THE PROBLEM
Give back the whole listing exactly as shown.

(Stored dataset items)
====

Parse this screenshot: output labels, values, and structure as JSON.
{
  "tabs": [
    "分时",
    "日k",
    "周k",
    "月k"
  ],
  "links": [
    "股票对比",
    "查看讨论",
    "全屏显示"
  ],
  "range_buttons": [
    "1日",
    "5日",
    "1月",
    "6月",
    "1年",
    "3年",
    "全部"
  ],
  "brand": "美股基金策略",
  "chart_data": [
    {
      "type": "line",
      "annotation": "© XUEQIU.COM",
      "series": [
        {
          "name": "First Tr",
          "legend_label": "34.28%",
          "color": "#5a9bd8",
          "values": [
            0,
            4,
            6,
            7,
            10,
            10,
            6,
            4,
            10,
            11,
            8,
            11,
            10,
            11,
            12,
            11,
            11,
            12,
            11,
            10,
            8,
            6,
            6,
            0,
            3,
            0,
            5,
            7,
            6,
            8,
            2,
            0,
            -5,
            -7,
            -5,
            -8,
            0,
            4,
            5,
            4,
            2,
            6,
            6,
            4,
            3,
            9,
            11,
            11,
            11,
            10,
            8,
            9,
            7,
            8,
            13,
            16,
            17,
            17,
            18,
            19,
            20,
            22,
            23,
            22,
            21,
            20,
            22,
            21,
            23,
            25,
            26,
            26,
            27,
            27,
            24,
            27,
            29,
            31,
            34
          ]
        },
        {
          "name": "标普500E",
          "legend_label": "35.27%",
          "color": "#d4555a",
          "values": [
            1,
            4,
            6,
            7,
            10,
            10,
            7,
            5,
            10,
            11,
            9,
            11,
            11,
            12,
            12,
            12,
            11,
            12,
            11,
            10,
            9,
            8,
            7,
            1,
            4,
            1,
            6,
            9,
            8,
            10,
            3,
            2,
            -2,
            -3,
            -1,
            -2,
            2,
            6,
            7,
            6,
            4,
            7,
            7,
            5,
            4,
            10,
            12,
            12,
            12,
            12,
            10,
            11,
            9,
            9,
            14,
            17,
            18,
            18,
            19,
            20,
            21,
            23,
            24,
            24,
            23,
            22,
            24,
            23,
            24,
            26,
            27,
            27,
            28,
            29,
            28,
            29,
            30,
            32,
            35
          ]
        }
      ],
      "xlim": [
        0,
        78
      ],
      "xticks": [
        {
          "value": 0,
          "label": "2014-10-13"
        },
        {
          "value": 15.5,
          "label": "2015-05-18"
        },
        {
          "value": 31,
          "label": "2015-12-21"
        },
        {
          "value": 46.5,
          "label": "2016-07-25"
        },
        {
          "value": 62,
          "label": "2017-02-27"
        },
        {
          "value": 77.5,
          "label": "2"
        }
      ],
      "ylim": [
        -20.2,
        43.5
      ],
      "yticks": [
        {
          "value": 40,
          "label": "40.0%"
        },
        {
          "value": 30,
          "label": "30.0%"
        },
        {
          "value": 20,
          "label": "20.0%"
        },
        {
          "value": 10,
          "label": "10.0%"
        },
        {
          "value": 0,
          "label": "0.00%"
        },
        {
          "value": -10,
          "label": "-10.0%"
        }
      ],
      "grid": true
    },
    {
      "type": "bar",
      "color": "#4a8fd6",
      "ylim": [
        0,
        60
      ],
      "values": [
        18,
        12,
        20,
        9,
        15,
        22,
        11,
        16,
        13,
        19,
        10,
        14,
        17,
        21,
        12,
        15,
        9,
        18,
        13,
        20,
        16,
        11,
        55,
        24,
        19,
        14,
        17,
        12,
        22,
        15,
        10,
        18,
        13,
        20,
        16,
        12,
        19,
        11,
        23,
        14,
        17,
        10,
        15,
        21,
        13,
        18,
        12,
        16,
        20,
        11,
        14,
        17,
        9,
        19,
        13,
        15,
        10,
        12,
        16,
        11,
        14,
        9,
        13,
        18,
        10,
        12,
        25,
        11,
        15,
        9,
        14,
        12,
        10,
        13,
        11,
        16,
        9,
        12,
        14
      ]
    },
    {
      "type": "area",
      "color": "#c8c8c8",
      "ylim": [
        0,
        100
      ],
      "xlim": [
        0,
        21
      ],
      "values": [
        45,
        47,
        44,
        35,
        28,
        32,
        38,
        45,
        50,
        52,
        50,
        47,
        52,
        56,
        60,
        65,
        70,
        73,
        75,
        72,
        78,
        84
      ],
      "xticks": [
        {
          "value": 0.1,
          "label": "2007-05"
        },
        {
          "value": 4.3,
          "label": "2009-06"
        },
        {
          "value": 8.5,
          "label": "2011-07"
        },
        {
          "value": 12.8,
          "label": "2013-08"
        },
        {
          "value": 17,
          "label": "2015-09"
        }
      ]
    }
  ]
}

====

FULL OUTPUT
Parse this screenshot: output labels, values, and structure as JSON.
{
  "tabs": [
    "分时",
    "日k",
    "周k",
    "月k"
  ],
  "links": [
    "股票对比",
    "查看讨论",
    "全屏显示"
  ],
  "range_buttons": [
    "1日",
    "5日",
    "1月",
    "6月",
    "1年",
    "3年",
    "全部"
  ],
  "brand": "美股基金策略",
  "chart_data": [
    {
      "type": "line",
      "annotation": "© XUEQIU.COM",
      "series": [
        {
          "name": "First Tr",
          "legend_label": "34.28%",
          "color": "#5a9bd8",
          "values": [
            0,
            4,
            6,
            7,
            10,
            10,
            6,
            4,
            10,
            11,
            8,
            11,
            10,
            11,
            12,
            11,
            11,
            12,
            11,
            10,
            8,
            6,
            6,
            0,
            3,
            0,
            5,
            7,
            6,
            8,
            2,
            0,
            -5,
            -7,
            -5,
            -8,
            0,
            4,
            5,
            4,
            2,
            6,
            6,
            4,
            3,
            9,
            11,
            11,
            11,
            10,
            8,
            9,
            7,
            8,
            13,
            16,
            17,
            17,
            18,
            19,
            20,
            22,
            23,
            22,
            21,
            20,
            22,
            21,
            23,
            25,
            26,
            26,
            27,
            27,
            24,
            27,
            29,
            31,
            34
          ]
        },
        {
          "name": "标普500E",
          "legend_label": "35.27%",
          "color": "#d4555a",
          "values": [
            1,
            4,
            6,
            7,
            10,
            10,
            7,
            5,
            10,
            11,
            9,
            11,
            11,
            12,
            12,
            12,
            11,
            12,
            11,
            10,
            9,
            8,
            7,
            1,
            4,
            1,
            6,
            9,
            8,
            10,
            3,
            2,
            -2,
            -3,
            -1,
            -2,
            2,
            6,
            7,
            6,
            4,
            7,
            7,
            5,
            4,
            10,
            12,
            12,
            12,
            12,
            10,
            11,
            9,
            9,
            14,
            17,
            18,
            18,
            19,
            20,
            21,
            23,
            24,
            24,
            23,
            22,
            24,
            23,
            24,
            26,
            27,
            27,
            28,
            29,
            28,
            29,
            30,
            32,
            35
          ]
        }
      ],
      "xlim": [
        0,
        78
      ],
      "xticks": [
        {
          "value": 0,
          "label": "2014-10-13"
        },
        {
          "value": 15.5,
          "label": "2015-05-18"
        },
        {
          "value": 31,
          "label": "2015-12-21"
        },
        {
          "value": 46.5,
          "label": "2016-07-25"
        },
        {
          "value": 62,
          "label": "2017-02-27"
        },
        {
          "value": 77.5,
          "label": "2"
        }
      ],
      "ylim": [
        -20.2,
        43.5
      ],
      "yticks": [
        {
          "value": 40,
          "label": "40.0%"
        },
        {
          "value": 30,
          "label": "30.0%"
        },
        {
          "value": 20,
          "label": "20.0%"
        },
        {
          "value": 10,
          "label": "10.0%"
        },
        {
          "value": 0,
          "label": "0.00%"
        },
        {
          "value": -10,
          "label": "-10.0%"
        }
      ],
      "grid": true
    },
    {
      "type": "bar",
      "color": "#4a8fd6",
      "ylim": [
        0,
        60
      ],
      "values": [
        18,
        12,
        20,
        9,
        15,
        22,
        11,
        16,
        13,
        19,
        10,
        14,
        17,
        21,
        12,
        15,
        9,
        18,
        13,
        20,
        16,
        11,
        55,
        24,
        19,
        14,
        17,
        12,
        22,
        15,
        10,
        18,
        13,
        20,
        16,
        12,
        19,
        11,
        23,
        14,
        17,
        10,
        15,
        21,
        13,
        18,
        12,
        16,
        20,
        11,
        14,
        17,
        9,
        19,
        13,
        15,
        10,
        12,
        16,
        11,
        14,
        9,
        13,
        18,
        10,
        12,
        25,
        11,
        15,
        9,
        14,
        12,
        10,
        13,
        11,
        16,
        9,
        12,
        14
      ]
    },
    {
      "type": "area",
      "color": "#c8c8c8",
      "ylim": [
        0,
        100
      ],
      "xlim": [
        0,
        21
      ],
      "values": [
        45,
        47,
        44,
        35,
        28,
        32,
        38,
        45,
        50,
        52,
        50,
        47,
        52,
        56,
        60,
        65,
        70,
        73,
        75,
        72,
        78,
        84
      ],
      "xticks": [
        {
          "value": 0.1,
          "label": "2007-05"
        },
        {
          "value": 4.3,
          "label": "2009-06"
        },
        {
          "value": 8.5,
          "label": "2011-07"
        },
        {
          "value": 12.8,
          "label": "2013-08"
        },
        {
          "value": 17,
          "label": "2015-09"
        }
      ]
    }
  ]
}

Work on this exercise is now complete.